SHORT EXERCISE. Scan the data below for the string "title". Show every line where it turns up.

(Dataset records)
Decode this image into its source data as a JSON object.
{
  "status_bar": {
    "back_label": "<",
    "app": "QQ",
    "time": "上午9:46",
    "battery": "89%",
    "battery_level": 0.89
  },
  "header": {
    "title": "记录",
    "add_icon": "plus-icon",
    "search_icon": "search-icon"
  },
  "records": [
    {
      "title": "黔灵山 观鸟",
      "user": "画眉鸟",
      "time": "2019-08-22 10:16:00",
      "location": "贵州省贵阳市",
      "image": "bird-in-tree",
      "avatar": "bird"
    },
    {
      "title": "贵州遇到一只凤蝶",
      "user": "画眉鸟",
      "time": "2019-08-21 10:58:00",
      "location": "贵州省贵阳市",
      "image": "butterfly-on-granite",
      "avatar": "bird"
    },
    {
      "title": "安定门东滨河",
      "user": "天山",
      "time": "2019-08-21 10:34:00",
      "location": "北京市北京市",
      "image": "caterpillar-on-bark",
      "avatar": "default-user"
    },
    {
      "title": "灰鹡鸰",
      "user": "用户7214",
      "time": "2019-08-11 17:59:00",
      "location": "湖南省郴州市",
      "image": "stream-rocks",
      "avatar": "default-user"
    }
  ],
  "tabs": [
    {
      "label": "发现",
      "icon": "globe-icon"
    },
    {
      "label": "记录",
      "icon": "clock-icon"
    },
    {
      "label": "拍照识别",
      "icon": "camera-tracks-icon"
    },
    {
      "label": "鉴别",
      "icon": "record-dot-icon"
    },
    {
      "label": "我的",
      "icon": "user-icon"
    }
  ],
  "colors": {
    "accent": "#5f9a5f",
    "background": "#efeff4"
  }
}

SOLUTION TO THIS PROBLEM.
    "title": "记录",
      "title": "黔灵山 观鸟",
      "title": "贵州遇到一只凤蝶",
      "title": "安定门东滨河",
      "title": "灰鹡鸰",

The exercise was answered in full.